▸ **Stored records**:
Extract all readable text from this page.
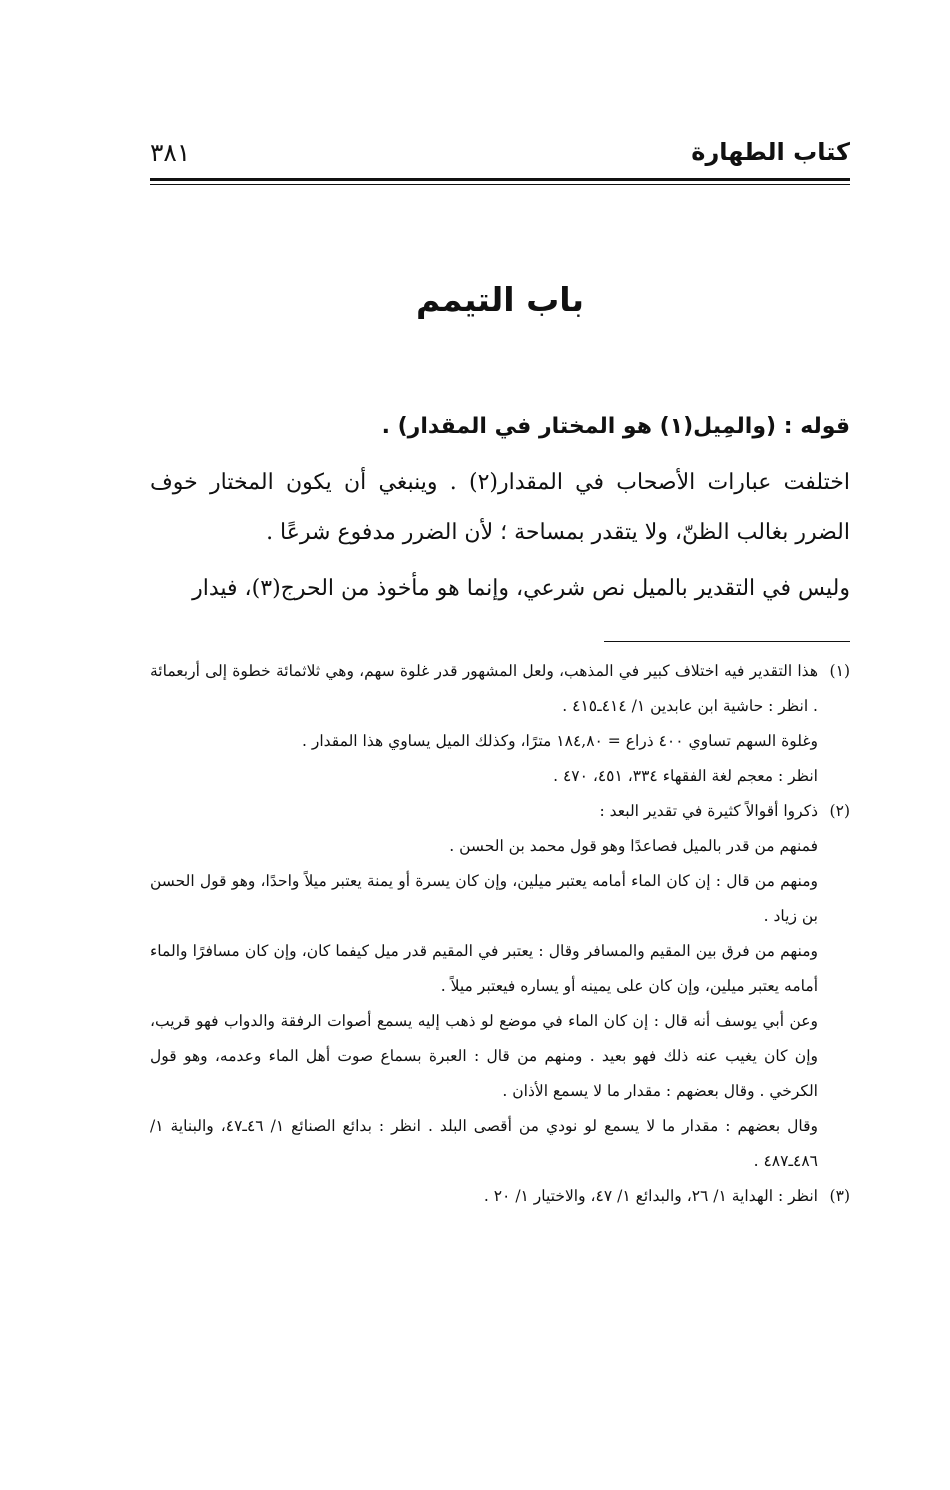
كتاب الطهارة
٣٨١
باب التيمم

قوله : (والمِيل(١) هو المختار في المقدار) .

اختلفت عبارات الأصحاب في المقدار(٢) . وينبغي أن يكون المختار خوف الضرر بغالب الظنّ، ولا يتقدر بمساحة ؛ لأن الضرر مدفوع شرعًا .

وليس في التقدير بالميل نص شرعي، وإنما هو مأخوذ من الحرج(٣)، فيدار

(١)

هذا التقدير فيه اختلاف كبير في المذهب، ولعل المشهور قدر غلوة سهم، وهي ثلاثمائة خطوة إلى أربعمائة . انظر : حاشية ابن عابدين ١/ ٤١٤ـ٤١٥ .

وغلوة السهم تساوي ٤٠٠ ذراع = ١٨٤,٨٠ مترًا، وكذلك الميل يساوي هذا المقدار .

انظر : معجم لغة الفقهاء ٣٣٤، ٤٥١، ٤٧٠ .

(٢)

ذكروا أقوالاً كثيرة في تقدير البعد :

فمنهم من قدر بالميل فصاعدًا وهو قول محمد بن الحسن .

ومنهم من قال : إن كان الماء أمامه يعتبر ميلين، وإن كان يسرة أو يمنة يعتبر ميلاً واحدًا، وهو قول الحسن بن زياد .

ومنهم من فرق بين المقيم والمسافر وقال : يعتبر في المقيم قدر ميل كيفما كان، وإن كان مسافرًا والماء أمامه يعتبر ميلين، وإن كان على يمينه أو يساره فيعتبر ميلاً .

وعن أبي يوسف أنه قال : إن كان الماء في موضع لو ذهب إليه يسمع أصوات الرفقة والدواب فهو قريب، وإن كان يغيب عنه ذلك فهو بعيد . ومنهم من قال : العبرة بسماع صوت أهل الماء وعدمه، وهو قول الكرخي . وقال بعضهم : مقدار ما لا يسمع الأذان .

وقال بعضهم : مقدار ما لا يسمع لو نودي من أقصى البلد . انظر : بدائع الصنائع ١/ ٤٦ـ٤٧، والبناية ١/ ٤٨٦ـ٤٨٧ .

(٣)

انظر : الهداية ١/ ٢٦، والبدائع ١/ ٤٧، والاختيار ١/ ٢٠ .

...

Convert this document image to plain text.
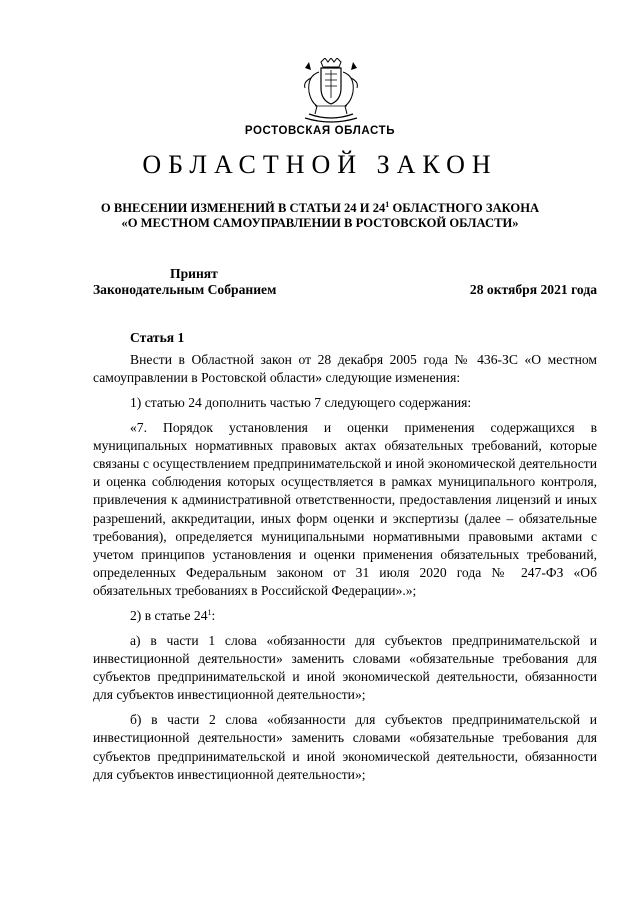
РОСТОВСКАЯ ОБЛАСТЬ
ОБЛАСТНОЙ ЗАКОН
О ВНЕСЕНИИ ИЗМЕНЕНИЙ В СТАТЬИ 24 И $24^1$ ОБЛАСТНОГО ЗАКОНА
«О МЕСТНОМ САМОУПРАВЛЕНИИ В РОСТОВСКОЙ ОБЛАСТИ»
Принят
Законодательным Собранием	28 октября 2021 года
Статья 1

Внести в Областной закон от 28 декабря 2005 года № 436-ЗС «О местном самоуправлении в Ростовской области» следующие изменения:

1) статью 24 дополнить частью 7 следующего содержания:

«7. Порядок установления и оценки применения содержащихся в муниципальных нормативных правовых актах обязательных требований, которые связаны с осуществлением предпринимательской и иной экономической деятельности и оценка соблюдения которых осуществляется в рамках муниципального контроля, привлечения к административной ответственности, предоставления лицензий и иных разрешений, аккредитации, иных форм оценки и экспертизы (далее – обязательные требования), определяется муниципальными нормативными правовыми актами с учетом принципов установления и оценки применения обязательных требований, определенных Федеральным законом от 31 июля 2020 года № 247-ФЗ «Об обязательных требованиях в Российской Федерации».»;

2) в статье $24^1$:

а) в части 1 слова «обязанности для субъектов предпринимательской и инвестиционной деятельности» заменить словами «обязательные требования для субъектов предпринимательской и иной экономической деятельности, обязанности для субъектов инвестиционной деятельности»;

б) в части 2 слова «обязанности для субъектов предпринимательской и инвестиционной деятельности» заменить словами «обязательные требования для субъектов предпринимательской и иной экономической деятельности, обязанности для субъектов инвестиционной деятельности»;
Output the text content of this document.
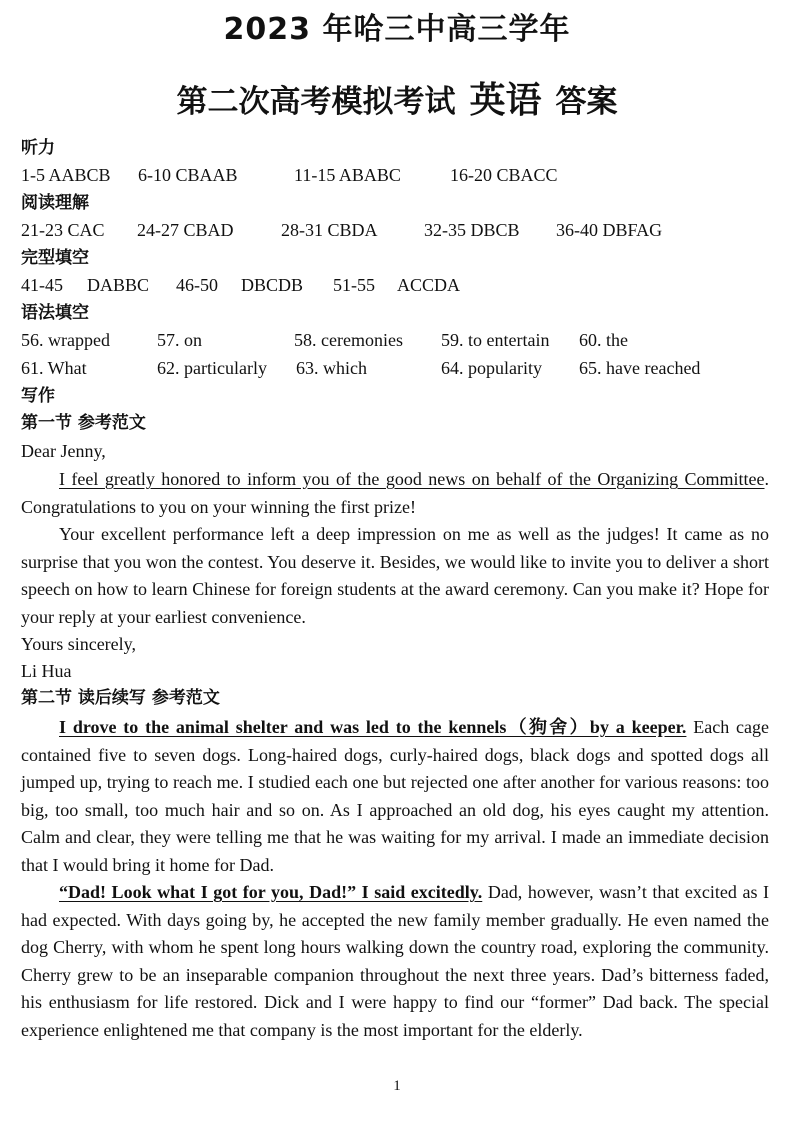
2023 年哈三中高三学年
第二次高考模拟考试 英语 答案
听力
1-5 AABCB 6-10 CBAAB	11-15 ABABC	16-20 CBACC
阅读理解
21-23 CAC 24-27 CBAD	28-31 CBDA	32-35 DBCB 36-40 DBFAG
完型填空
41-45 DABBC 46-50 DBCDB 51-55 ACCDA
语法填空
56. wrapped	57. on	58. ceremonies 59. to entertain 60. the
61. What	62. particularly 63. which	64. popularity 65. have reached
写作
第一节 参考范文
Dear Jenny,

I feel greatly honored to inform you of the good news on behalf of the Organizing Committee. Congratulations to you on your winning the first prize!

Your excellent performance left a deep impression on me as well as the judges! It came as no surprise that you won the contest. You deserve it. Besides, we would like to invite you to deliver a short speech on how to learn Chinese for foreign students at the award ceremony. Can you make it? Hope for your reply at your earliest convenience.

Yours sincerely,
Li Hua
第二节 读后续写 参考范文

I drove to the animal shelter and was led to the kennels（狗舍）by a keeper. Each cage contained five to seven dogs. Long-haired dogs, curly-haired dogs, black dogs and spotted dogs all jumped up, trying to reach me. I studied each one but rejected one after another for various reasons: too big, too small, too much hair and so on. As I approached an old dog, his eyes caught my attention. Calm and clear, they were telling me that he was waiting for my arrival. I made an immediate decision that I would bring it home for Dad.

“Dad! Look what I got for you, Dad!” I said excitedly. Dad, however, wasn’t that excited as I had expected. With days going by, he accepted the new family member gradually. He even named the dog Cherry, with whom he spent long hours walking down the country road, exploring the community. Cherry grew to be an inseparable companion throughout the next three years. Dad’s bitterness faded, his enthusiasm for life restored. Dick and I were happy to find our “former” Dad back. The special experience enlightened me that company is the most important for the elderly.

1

▸ **Goal**: Extract each line from the listing that holds the word "التقدير".

▸ **Result of this exercise**:
وليس في التقدير بالميل نص شرعي، وإنما هو مأخوذ من الحرج(٣)، فيدار
هذا التقدير فيه اختلاف كبير في المذهب، ولعل المشهور قدر غلوة سهم، وهي ثلاثمائة خطوة إلى أربعمائة . انظر : حاشية ابن عابدين ١/ ٤١٤ـ٤١٥ .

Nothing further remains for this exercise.